Extrait à lire ::

Milena Michiko Flasar : La Cravate

Milena Michiko Flasar Milena Michiko Flasar est née de mère japonaise et de père autrichien en 1980 à St Pölten et vit à Vienne où elle a étudié la littérature comparée ainsi que la philologie germanique et romane. Elle a publié un recueil de trois histoires courtes en 2008, ainsi qu’un court récit consacré à sa mère atteinte de sénilité en 2010 qui lui ont valu plusieurs prix et bourses. Son roman La Cravate vient tout juste d’être traduit.

Depuis deux ans Taguchi Hiro, vingt ans, vit reclus chez ses parents, refusant de sortir de sa chambre, de se mêler aux autres, y compris aux siens. Au Japon, c’est ce qu’on appelle un hikikomori. La seule sortie qu’il s’accorde, un banc dans un parc public, où il passe la journée. Un jour il remarque un homme qui s’assoit sur un banc proche du sien. Un employé de bureau qui en porte l’uniforme classique, un costume, une mallette, et surtout une belle cravate. Lui se nomme Ohara Tetsu, il a dépassé la cinquantaine, vient de perdre son emploi mais ne veut pas l’avouer à sa femme.

Données affichées ::
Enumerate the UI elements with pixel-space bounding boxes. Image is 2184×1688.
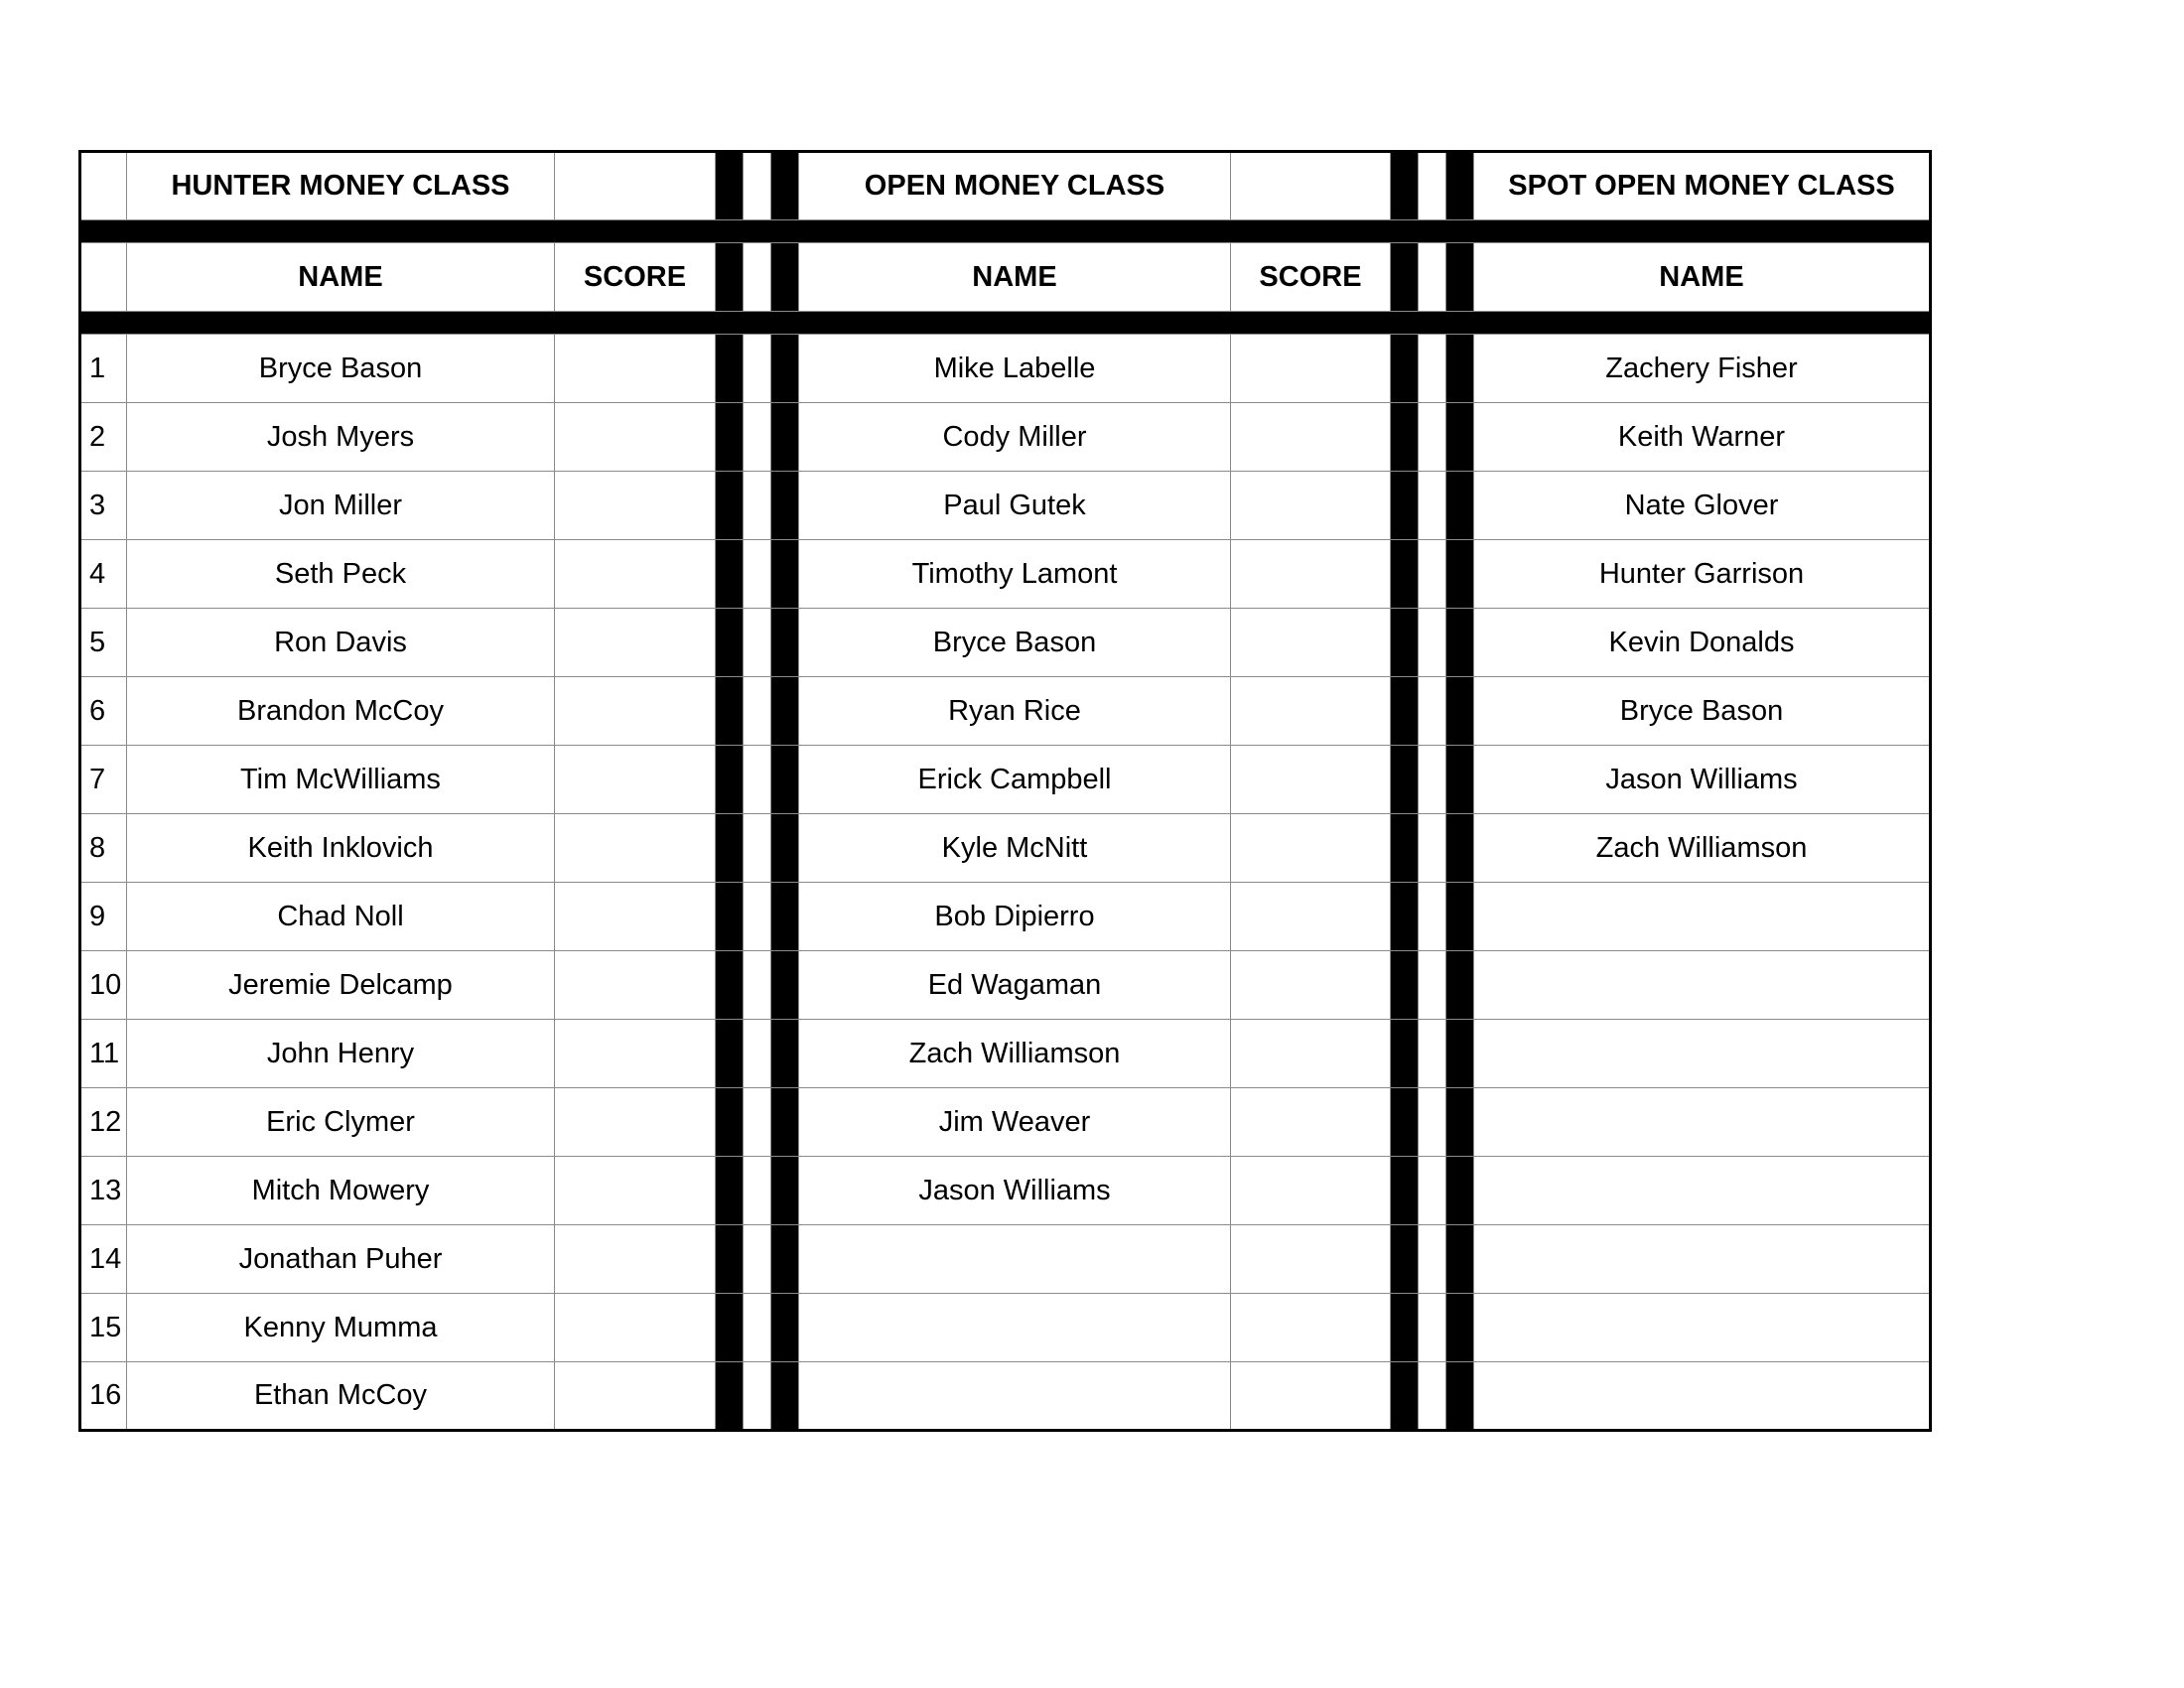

Consigne A :: Dans l'extrait sur le roman La Cravate, depuis combien de temps Taguchi Hiro vit-il reclus chez ses parents ?
Consigne B :: Poursuivez l'extrait sur le roman La Cravate après sa dernière phrase.
Les lignes constituent un matériau distinct de l'extrait.

Corrigé A :: Depuis deux ans.

Corrigé B ::
Chaque jour le manège se répète, Taguchi Hiro voit arriver Ohara Tetsu qui s’installe sur son banc dès le matin, y prend son déjeuner préparé par sa femme et s’en retourne chez lui le soir, à l’heure où les bureaux se vident. Lentement, ils vont faire connaissance. Lentement ils vont s’apprivoiser, lentement ils vont se raconter leur vie, en ce que des Occidentaux appelleraient des séances d’auto-analyse. Tous deux, chacun à sa manière, trainent derrière eux une souffrance non-dite qui les ruine intérieurement. Le jeune n’a jamais voulu aller nulle part, « Aussi loin que remonte ma mémoire, je n’ai jamais eu l’intention d’atteindre un objectif quelconque », le plus vieux est épuisé de son voyage dans la vie, « Il paraît qu’on ne vit qu’une fois, pourquoi agonise-t-on si souvent ? ».

Milena Michiko Flasar maîtrise parfaitement le style propre à la littérature japonaise. Le récit avance à petits pas timides, ni le jeune ni le vieux ne se livrent rapidement, les mots ne sont pas leur fort. Leurs récits se croisent et s’entremêlent. Par petits bouts le lecteur réussit à reconstruire leurs vies antérieures et commence à comprendre les raisons qui les ont amenés à la situation qui est la leur aujourd’hui. Le suicide d’une jeune camarade d’école, un ami poète disparu pour l’un, la mort d’un enfant dans les premiers mois de sa vie et l’amour d’une épouse pour l’autre. Les épreuves endurées par Taguchi Hiro entrent en résonnance avec celles d’Ohara Tetsu.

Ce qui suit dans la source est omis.